◆ Exercise data

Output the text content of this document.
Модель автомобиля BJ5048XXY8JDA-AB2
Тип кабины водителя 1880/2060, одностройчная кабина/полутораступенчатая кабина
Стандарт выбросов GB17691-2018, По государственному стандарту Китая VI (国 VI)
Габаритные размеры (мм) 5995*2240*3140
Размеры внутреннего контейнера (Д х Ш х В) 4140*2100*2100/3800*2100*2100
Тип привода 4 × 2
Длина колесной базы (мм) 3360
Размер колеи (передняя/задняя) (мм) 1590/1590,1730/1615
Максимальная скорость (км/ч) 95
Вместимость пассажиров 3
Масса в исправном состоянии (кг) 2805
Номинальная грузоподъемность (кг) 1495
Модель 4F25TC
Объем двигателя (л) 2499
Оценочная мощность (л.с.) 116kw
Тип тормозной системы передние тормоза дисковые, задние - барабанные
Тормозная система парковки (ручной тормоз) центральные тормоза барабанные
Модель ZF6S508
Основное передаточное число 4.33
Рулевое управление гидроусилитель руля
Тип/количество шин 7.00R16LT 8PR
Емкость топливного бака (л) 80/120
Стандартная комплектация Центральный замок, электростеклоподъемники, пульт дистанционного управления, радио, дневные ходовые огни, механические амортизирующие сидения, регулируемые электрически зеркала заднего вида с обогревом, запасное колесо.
---
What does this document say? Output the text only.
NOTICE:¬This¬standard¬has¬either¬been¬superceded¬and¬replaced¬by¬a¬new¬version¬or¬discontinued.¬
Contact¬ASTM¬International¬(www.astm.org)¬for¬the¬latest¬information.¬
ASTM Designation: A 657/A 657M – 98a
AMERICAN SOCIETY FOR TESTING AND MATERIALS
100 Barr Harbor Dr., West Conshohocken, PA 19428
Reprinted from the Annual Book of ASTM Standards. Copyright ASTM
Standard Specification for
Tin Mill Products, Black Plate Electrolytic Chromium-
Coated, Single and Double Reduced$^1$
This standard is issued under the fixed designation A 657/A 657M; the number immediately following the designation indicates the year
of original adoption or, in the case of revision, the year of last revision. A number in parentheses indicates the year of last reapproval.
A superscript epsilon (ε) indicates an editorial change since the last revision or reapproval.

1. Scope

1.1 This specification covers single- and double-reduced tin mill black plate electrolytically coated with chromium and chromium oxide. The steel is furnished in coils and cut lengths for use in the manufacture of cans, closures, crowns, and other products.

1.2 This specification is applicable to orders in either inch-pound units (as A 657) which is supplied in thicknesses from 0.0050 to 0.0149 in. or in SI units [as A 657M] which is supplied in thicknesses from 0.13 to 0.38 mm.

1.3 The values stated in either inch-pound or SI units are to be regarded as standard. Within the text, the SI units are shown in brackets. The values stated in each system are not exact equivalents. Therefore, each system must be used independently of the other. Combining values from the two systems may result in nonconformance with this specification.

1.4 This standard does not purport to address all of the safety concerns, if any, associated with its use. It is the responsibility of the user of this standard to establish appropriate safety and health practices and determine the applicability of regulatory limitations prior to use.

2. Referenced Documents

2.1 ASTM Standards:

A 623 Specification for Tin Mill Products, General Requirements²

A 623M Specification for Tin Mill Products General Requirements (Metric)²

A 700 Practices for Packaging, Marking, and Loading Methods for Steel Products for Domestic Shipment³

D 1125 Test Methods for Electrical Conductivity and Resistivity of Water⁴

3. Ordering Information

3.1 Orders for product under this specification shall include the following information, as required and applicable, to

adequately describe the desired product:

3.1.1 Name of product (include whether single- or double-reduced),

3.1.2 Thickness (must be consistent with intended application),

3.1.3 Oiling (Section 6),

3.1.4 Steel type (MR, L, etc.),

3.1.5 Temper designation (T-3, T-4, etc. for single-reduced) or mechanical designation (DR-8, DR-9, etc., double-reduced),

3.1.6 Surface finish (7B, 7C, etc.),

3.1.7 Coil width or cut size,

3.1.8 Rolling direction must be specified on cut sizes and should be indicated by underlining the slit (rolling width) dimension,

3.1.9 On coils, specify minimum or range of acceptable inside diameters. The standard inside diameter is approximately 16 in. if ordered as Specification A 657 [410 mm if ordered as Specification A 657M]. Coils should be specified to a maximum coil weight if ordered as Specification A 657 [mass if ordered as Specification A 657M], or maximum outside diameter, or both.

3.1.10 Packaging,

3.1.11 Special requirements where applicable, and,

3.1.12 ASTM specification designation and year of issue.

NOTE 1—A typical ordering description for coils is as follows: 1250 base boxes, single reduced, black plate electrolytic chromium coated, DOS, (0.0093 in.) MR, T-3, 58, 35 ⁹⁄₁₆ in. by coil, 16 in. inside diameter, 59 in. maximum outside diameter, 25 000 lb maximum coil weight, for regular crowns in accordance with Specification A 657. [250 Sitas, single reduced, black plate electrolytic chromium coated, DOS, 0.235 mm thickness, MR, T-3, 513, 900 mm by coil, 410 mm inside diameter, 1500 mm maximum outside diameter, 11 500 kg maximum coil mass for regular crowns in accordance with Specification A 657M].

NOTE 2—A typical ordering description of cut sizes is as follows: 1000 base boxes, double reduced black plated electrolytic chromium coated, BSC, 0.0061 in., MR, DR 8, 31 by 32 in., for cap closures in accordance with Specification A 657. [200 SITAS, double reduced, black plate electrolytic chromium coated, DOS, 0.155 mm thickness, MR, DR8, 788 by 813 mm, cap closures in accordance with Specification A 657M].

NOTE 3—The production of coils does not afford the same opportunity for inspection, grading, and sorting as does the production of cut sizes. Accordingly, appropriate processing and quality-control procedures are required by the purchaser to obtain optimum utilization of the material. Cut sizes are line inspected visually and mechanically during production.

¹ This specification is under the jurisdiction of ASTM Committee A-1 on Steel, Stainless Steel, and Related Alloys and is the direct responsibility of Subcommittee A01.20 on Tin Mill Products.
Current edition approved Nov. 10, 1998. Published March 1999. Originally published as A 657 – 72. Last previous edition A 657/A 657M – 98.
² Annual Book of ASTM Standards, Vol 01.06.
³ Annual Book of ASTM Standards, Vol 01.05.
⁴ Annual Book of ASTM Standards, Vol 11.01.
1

◆ Directive
Every line that holds the word "inside" should be extracted.

◆ Task response
3.1.9 On coils, specify minimum or range of acceptable inside diameters. The standard inside diameter is approximately 16 in. if ordered as Specification A 657 [410 mm if ordered as Specification A 657M]. Coils should be specified to a maximum coil weight if ordered as Specification A 657 [mass if ordered as Specification A 657M], or maximum outside diameter, or both.
NOTE 1—A typical ordering description for coils is as follows: 1250 base boxes, single reduced, black plate electrolytic chromium coated, DOS, (0.0093 in.) MR, T-3, 58, 35 ⁹⁄₁₆ in. by coil, 16 in. inside diameter, 59 in. maximum outside diameter, 25 000 lb maximum coil weight, for regular crowns in accordance with Specification A 657. [250 Sitas, single reduced, black plate electrolytic chromium coated, DOS, 0.235 mm thickness, MR, T-3, 513, 900 mm by coil, 410 mm inside diameter, 1500 mm maximum outside diameter, 11 500 kg maximum coil mass for regular crowns in accordance with Specification A 657M].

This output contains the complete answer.